• _The exercise_
Make an exact copy of the lines, leaving the pictures out.

::: Dataset rows

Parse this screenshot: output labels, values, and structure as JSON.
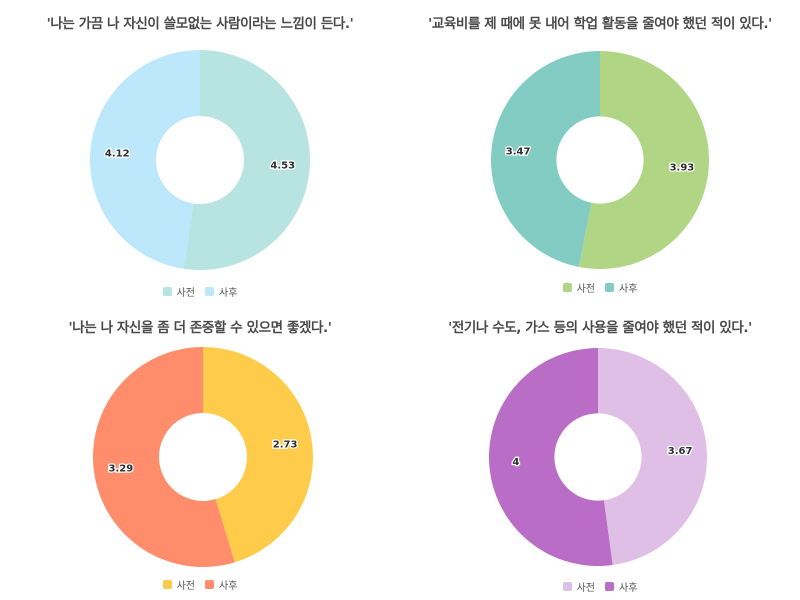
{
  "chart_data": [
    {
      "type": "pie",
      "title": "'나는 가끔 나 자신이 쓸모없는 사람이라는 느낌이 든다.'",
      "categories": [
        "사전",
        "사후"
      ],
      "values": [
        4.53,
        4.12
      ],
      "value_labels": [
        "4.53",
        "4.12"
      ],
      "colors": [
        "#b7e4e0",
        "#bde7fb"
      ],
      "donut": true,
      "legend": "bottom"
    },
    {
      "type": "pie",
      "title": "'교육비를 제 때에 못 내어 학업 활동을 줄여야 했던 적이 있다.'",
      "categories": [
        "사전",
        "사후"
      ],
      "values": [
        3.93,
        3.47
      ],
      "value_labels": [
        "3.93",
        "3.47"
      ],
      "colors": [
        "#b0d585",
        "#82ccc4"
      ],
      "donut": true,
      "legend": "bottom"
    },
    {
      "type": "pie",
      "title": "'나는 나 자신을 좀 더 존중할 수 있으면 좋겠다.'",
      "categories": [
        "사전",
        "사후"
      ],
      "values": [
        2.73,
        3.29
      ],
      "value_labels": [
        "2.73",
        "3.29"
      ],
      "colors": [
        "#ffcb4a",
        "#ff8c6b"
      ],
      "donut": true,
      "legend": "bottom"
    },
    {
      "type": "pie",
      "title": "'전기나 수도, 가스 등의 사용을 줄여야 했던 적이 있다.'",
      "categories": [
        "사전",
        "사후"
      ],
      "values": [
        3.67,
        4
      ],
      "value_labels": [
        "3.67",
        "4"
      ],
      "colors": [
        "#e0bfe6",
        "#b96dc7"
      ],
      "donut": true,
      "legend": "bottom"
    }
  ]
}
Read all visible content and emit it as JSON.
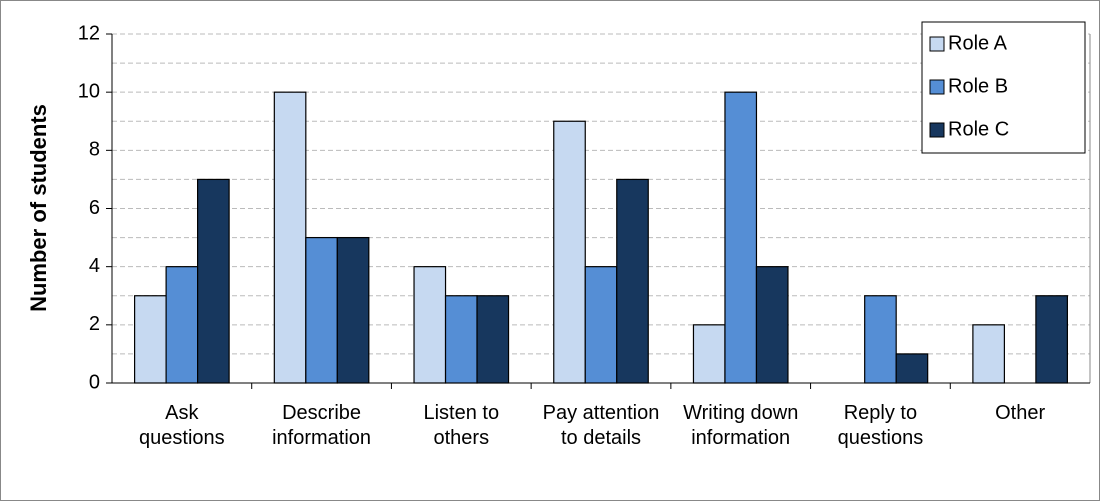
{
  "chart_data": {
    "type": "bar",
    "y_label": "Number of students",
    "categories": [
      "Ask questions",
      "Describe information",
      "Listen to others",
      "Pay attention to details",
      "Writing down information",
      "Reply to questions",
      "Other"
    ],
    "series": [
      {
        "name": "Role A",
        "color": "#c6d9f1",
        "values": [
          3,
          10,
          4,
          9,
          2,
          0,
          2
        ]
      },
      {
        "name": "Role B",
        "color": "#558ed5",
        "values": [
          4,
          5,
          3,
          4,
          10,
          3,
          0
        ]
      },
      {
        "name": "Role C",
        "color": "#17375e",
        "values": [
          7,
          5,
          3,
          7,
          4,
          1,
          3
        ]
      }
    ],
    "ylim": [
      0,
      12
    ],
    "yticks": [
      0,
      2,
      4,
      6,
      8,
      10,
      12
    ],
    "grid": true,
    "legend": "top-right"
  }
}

::::::

• _Output for this task_
Parse this screenshot: output labels, values, and structure as JSON.
{
  "chart_data": [
    {
      "type": "pie",
      "title": "'나는 가끔 나 자신이 쓸모없는 사람이라는 느낌이 든다.'",
      "categories": [
        "사전",
        "사후"
      ],
      "values": [
        4.53,
        4.12
      ],
      "value_labels": [
        "4.53",
        "4.12"
      ],
      "colors": [
        "#b7e4e0",
        "#bde7fb"
      ],
      "donut": true,
      "legend": "bottom"
    },
    {
      "type": "pie",
      "title": "'교육비를 제 때에 못 내어 학업 활동을 줄여야 했던 적이 있다.'",
      "categories": [
        "사전",
        "사후"
      ],
      "values": [
        3.93,
        3.47
      ],
      "value_labels": [
        "3.93",
        "3.47"
      ],
      "colors": [
        "#b0d585",
        "#82ccc4"
      ],
      "donut": true,
      "legend": "bottom"
    },
    {
      "type": "pie",
      "title": "'나는 나 자신을 좀 더 존중할 수 있으면 좋겠다.'",
      "categories": [
        "사전",
        "사후"
      ],
      "values": [
        2.73,
        3.29
      ],
      "value_labels": [
        "2.73",
        "3.29"
      ],
      "colors": [
        "#ffcb4a",
        "#ff8c6b"
      ],
      "donut": true,
      "legend": "bottom"
    },
    {
      "type": "pie",
      "title": "'전기나 수도, 가스 등의 사용을 줄여야 했던 적이 있다.'",
      "categories": [
        "사전",
        "사후"
      ],
      "values": [
        3.67,
        4
      ],
      "value_labels": [
        "3.67",
        "4"
      ],
      "colors": [
        "#e0bfe6",
        "#b96dc7"
      ],
      "donut": true,
      "legend": "bottom"
    }
  ]
}
Read all visible content and emit it as JSON.
{
  "chart_data": {
    "type": "bar",
    "y_label": "Number of students",
    "categories": [
      "Ask questions",
      "Describe information",
      "Listen to others",
      "Pay attention to details",
      "Writing down information",
      "Reply to questions",
      "Other"
    ],
    "series": [
      {
        "name": "Role A",
        "color": "#c6d9f1",
        "values": [
          3,
          10,
          4,
          9,
          2,
          0,
          2
        ]
      },
      {
        "name": "Role B",
        "color": "#558ed5",
        "values": [
          4,
          5,
          3,
          4,
          10,
          3,
          0
        ]
      },
      {
        "name": "Role C",
        "color": "#17375e",
        "values": [
          7,
          5,
          3,
          7,
          4,
          1,
          3
        ]
      }
    ],
    "ylim": [
      0,
      12
    ],
    "yticks": [
      0,
      2,
      4,
      6,
      8,
      10,
      12
    ],
    "grid": true,
    "legend": "top-right"
  }
}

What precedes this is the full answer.